Tarefas e exercícios:
1. Responda com base no artigo sobre a guerra da informação:
(a) Em que parte do mundo, de forma particular, se espalha o teatro de operações dessa guerra?
(b) Por quais meios essa batalha é travada?
(c) Do que a Europa Ocidental e os Estados Unidos sempre se orgulharam?
2. Extraia do artigo sobre a guerra da informação o trecho que vai de "Em paralelo à" até "marginaliza vozes dissonantes.", sem mudar nada.
3. Continue o artigo sobre a guerra da informação na Ucrânia a partir do ponto em que ele termina.

======== Artigo

Guerra na Ucrânia: As bombas da desinformação

Por Jorge Alexandre Alves*

Em paralelo à inaceitável ação militar conduzida pelos russos na Ucrânia, existe um outro conflito derivado dos eventos no Leste Europeu: A guerra da informação. Seu teatro de operações se espraia por todo mundo, de forma particular no Ocidente.

Trata-se da batalha realizada nas infovias, através das redes sociais e da cobertura feita pela mídia corporativa ocidental com o claro objetivo de construir uma “verdade” sobre o conflito e conquistar corações e mentes mundo afora. Contudo, aqui se observa que, em nome da liberdade, dos princípios do multilateralismo e do Direito Internacional, se impõe ao mundo um discurso que manipula fatos e marginaliza vozes dissonantes.

É perturbador ver no coração da civilização ocidental um dos protagonistas deste conflito se autoafirmar detentor do monopólio da verdade. Principalmente porque a Europa Ocidental e os Estados Unidos sempre se orgulharam de terem criado os direitos fundamentais do ser humano e a liberdade de expressão.

================
======== Dados brutos

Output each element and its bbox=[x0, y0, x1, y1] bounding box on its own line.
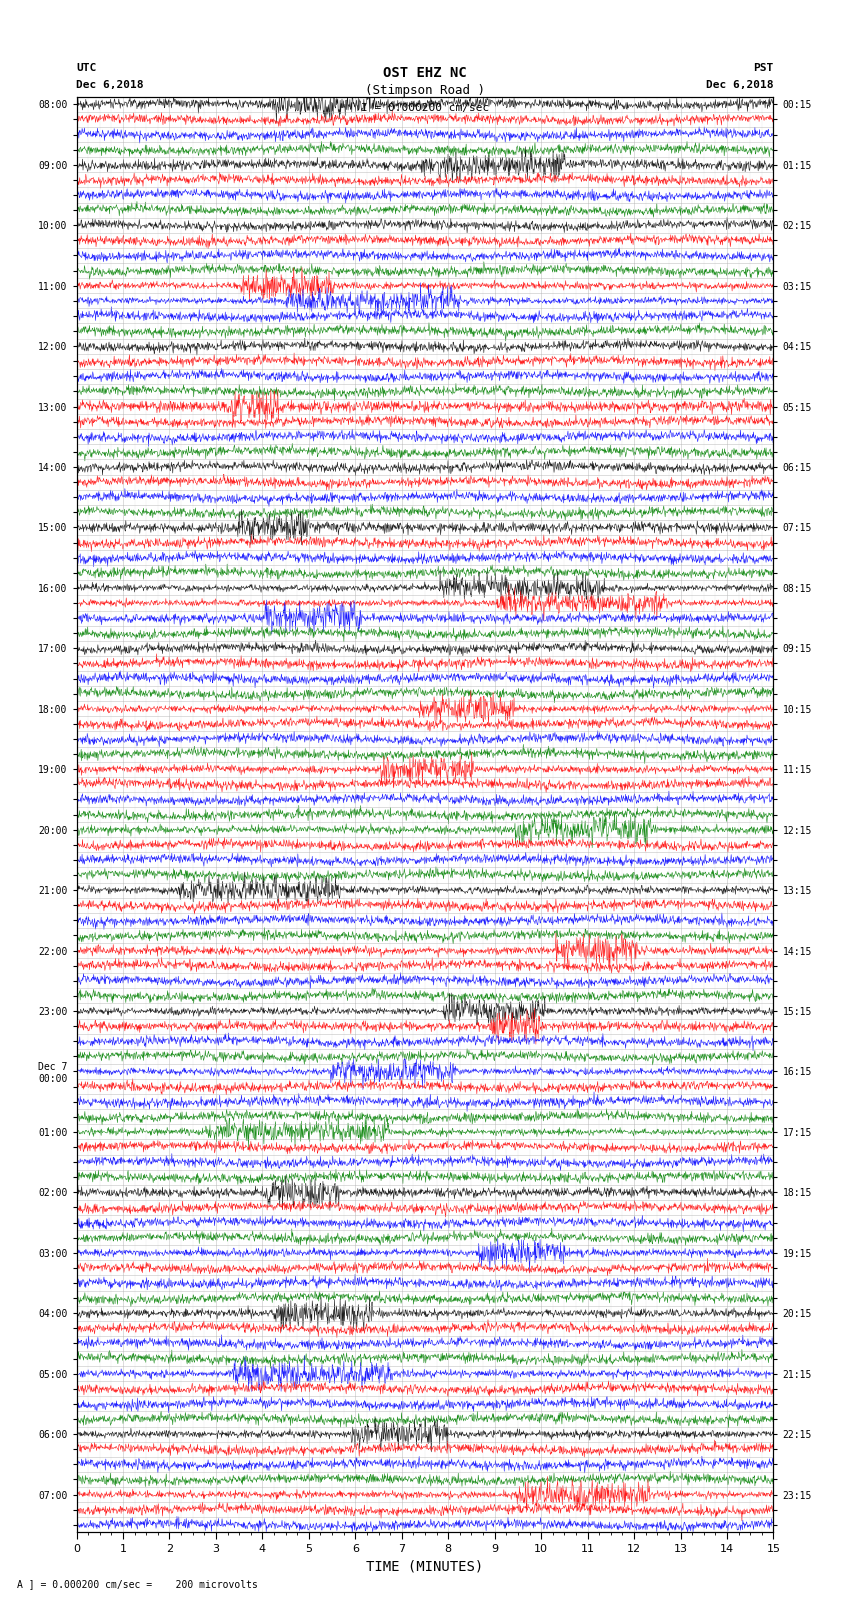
Text: OST EHZ NC: OST EHZ NC bbox=[383, 66, 467, 79]
Text: I = 0.000200 cm/sec: I = 0.000200 cm/sec bbox=[361, 103, 489, 113]
Text: A ] = 0.000200 cm/sec =    200 microvolts: A ] = 0.000200 cm/sec = 200 microvolts bbox=[17, 1579, 258, 1589]
X-axis label: TIME (MINUTES): TIME (MINUTES) bbox=[366, 1560, 484, 1574]
Text: PST: PST bbox=[753, 63, 774, 73]
Text: UTC: UTC bbox=[76, 63, 97, 73]
Text: Dec 6,2018: Dec 6,2018 bbox=[706, 81, 774, 90]
Text: (Stimpson Road ): (Stimpson Road ) bbox=[365, 84, 485, 97]
Text: Dec 6,2018: Dec 6,2018 bbox=[76, 81, 144, 90]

================

Exercícios resolvidos:
1.
(a) No Ocidente.
(b) Nas infovias, através das redes sociais e da cobertura feita pela mídia corporativa ocidental.
(c) De terem criado os direitos fundamentais do ser humano e a liberdade de expressão.

2.
Em paralelo à inaceitável ação militar conduzida pelos russos na Ucrânia, existe um outro conflito derivado dos eventos no Leste Europeu: A guerra da informação. Seu teatro de operações se espraia por todo mundo, de forma particular no Ocidente.

Trata-se da batalha realizada nas infovias, através das redes sociais e da cobertura feita pela mídia corporativa ocidental com o claro objetivo de construir uma “verdade” sobre o conflito e conquistar corações e mentes mundo afora. Contudo, aqui se observa que, em nome da liberdade, dos princípios do multilateralismo e do Direito Internacional, se impõe ao mundo um discurso que manipula fatos e marginaliza vozes dissonantes.

3.
Dessa maneira, testemunhamos a enorme contradição do jornalismo praticado pela grande imprensa nos países europeus e nas Américas. Prestam-se à subserviência quando reduzem seu importante papel à condição de meros porta-vozes do governo do Estados Unidos, sendo correia de transmissão de uma leitura distorcida dos conflitos ucranianos.
Fazendo um exercício de imaginação, podemos perguntar o que os pais do Iluminismo e do liberalismo político diriam a respeito da postura da imprensa nos conflitos na Ucrânia. O que pensadores iluministas como Rousseau e Voltaire diriam do uso ambíguo da liberdade de expressão que eles tanto defenderam sendo pervertida em discurso único, cujo dissenso é inadmissível? Será que Tocqueville, que tanto exaltou a forma (por vezes agressivas) em que se dava os debates pelos jornais americanos em meados do século XIX como expressão da liberdade de imprensa, veria essa pluralidade convertida em narrativa uniforme pela mídia nos dias de hoje?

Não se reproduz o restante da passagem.